▸ Short task: In the entries, find all lines that hold the word "this" and copy them.

▸ Task data:
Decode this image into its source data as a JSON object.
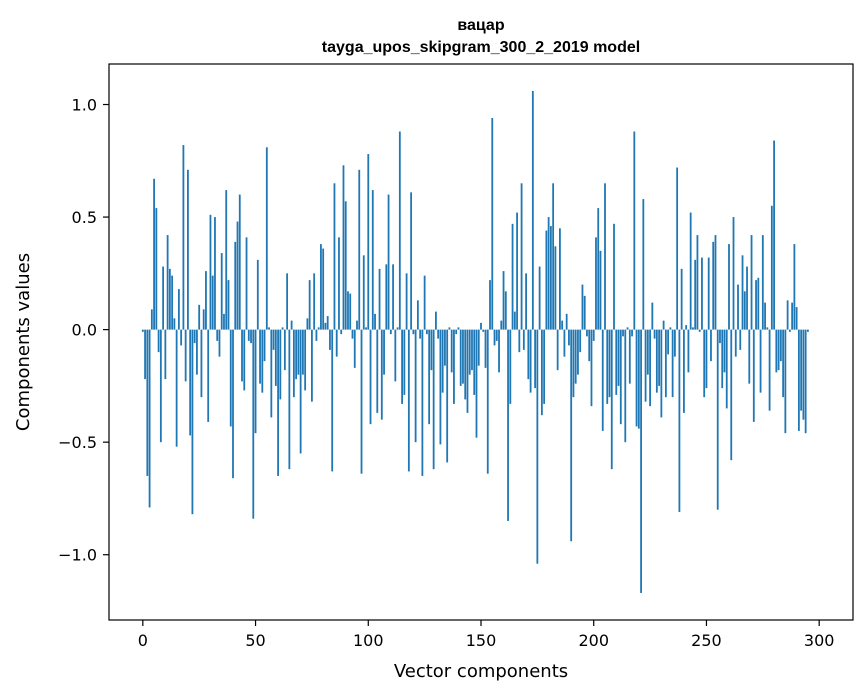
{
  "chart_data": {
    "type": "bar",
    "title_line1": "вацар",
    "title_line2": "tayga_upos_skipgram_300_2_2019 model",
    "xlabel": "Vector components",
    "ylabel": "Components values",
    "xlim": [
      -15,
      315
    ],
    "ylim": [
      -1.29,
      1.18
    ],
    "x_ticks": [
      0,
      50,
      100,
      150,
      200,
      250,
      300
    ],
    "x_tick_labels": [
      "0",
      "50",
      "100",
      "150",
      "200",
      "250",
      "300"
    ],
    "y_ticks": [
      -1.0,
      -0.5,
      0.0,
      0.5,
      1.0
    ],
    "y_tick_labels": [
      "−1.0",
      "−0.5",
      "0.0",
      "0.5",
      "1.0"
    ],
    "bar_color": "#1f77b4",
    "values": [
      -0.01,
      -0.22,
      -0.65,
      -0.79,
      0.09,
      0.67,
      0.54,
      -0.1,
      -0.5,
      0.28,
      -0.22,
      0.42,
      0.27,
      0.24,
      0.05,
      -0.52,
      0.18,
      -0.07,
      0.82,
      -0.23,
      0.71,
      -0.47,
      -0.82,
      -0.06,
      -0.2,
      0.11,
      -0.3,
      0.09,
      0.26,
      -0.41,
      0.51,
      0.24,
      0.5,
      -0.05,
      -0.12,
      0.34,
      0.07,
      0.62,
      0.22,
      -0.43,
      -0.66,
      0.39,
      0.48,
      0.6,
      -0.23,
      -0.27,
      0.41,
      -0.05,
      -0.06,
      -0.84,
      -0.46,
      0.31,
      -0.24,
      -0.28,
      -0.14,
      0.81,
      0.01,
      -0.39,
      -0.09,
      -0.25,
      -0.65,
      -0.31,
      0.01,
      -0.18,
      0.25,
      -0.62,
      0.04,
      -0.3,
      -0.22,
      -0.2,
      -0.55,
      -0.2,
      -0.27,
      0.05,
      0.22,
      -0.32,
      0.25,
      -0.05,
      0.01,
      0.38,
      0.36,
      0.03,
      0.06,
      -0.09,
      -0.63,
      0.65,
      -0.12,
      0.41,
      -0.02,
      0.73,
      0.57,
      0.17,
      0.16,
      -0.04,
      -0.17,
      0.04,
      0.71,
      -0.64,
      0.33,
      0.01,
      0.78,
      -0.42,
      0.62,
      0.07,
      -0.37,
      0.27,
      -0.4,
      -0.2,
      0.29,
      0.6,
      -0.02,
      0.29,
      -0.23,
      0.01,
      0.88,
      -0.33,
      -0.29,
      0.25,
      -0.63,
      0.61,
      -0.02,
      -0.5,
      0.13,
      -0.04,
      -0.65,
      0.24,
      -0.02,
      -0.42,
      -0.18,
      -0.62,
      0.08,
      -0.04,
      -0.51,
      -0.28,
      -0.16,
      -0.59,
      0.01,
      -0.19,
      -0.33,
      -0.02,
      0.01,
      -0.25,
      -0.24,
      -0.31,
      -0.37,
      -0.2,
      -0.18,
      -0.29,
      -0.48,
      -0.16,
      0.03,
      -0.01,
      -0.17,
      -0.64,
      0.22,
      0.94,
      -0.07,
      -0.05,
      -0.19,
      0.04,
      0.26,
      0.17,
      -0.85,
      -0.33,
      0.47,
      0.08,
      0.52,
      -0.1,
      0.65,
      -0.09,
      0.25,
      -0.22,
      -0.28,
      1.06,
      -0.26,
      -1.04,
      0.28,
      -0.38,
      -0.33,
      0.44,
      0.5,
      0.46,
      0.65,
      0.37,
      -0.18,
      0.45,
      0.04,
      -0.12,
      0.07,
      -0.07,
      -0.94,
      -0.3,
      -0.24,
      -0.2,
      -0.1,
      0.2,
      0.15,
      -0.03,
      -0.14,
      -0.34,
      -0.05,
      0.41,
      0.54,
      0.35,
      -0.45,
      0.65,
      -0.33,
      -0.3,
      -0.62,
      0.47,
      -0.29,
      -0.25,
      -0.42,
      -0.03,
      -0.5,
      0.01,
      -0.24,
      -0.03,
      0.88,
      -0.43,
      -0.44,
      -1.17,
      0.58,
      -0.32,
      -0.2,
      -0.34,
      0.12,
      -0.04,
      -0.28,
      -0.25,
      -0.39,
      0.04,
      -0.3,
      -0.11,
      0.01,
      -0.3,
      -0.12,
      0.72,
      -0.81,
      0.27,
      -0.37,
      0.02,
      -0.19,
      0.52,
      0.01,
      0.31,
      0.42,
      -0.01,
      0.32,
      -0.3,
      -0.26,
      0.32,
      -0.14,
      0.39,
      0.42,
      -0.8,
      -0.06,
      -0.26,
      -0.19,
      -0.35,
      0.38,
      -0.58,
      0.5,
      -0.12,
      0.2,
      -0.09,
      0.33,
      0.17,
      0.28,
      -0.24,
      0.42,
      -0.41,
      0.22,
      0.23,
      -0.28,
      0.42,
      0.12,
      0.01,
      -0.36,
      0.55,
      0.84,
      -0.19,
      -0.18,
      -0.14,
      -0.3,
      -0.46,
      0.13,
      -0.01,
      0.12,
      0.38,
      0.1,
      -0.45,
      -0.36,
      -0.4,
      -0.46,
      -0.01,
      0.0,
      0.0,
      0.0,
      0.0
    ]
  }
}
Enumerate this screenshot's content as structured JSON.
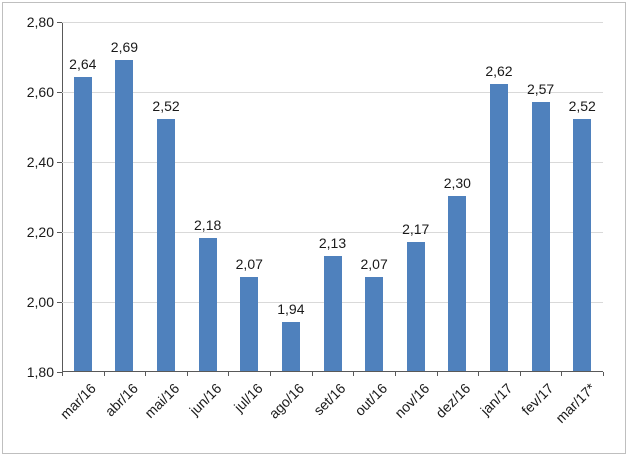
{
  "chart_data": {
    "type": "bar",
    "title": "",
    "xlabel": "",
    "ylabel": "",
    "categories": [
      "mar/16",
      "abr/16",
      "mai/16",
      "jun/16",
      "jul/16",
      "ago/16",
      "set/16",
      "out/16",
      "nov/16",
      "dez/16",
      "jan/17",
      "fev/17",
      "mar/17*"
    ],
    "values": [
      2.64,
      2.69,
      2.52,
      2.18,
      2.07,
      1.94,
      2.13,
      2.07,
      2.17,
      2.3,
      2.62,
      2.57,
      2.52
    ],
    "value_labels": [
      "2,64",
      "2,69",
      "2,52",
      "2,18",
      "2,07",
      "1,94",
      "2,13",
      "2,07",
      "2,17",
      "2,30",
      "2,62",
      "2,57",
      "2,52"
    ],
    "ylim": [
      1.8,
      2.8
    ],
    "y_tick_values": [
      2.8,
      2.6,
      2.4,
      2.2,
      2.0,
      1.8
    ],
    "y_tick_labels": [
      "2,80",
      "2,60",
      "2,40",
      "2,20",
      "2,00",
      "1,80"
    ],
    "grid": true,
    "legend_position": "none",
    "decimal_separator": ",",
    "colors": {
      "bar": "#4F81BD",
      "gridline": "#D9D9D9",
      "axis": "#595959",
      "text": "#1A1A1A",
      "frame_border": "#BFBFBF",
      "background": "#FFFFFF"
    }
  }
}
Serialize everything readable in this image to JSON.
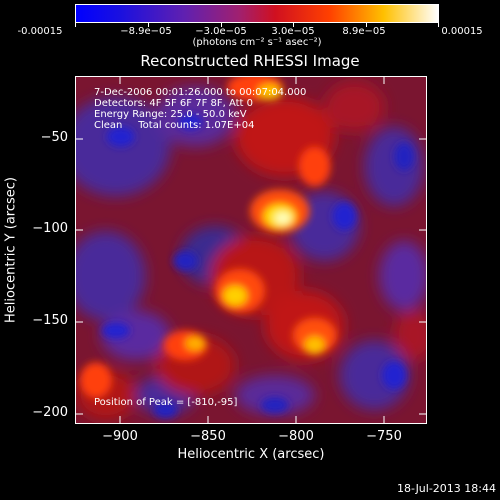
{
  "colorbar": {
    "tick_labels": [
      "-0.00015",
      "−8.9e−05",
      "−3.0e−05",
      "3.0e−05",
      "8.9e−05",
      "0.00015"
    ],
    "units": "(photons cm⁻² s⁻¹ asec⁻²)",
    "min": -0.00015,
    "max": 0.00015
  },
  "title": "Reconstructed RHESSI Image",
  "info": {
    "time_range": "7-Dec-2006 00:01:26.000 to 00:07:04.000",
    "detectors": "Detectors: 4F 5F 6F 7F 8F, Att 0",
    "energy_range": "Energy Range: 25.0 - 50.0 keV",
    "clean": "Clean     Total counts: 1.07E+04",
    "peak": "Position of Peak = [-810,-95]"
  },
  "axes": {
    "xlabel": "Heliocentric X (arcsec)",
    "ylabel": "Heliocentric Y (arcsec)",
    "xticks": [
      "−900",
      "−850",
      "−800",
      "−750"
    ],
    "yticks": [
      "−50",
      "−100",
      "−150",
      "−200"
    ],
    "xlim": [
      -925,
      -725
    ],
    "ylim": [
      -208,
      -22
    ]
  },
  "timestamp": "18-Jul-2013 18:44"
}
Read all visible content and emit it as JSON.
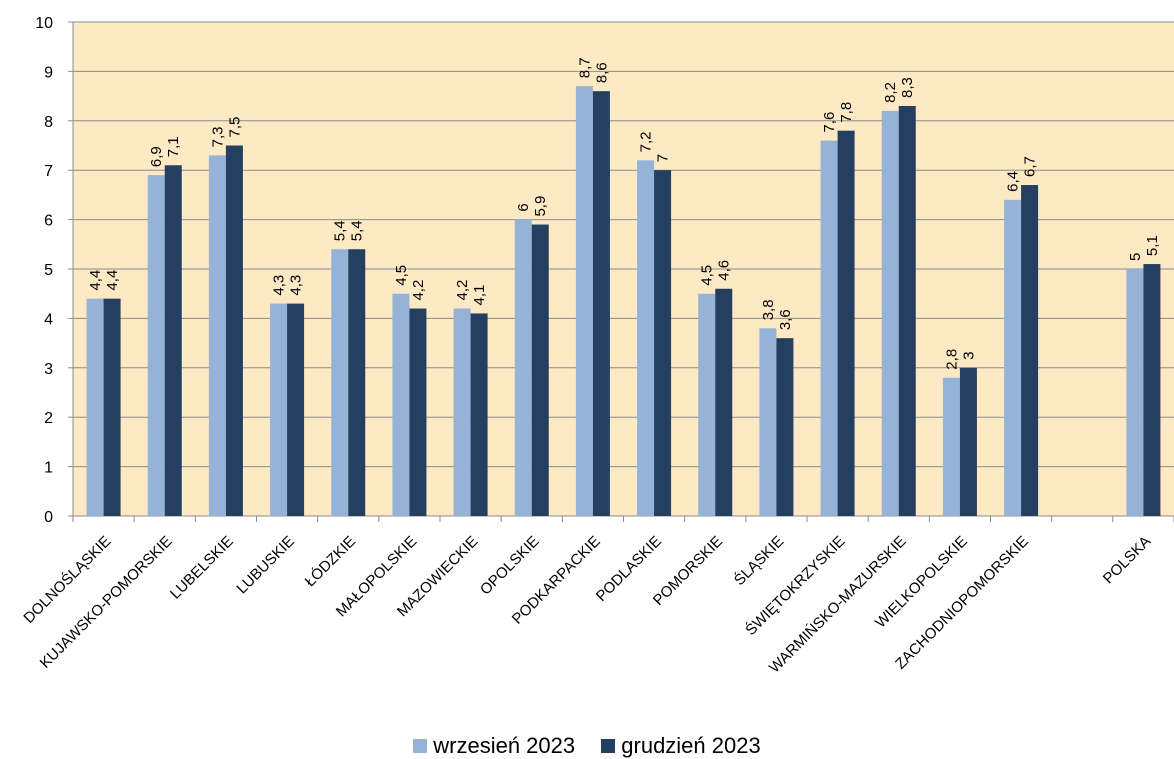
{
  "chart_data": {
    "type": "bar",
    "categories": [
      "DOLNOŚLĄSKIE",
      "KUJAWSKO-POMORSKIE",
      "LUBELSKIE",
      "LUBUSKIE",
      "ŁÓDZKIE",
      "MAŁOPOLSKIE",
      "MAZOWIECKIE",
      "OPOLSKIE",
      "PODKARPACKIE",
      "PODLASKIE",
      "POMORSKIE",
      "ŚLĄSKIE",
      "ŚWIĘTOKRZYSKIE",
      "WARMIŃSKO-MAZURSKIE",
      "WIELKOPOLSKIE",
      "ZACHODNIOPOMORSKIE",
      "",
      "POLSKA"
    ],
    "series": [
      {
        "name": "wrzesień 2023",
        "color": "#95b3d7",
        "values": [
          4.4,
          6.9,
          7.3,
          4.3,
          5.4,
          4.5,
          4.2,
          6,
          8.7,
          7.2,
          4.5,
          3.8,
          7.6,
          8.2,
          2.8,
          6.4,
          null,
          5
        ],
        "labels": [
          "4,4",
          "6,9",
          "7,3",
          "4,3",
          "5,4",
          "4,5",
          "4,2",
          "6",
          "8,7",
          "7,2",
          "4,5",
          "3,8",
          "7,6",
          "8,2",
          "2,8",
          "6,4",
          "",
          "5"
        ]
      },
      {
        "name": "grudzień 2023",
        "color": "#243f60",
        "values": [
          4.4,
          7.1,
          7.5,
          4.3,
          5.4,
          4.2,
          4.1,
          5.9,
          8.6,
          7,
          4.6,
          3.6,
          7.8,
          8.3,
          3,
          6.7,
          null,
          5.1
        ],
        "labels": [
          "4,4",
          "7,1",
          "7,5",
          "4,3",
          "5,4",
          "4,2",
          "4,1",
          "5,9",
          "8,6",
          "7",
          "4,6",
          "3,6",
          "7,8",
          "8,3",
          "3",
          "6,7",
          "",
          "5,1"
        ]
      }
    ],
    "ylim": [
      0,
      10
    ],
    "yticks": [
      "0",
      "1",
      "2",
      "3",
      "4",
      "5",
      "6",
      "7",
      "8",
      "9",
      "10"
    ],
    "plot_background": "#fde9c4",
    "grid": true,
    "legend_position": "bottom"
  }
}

▸ Exercise answer:
Decode this image into its source data as a JSON object.
Enumerate this screenshot's content as structured JSON.
Serialize everything readable in this image to JSON.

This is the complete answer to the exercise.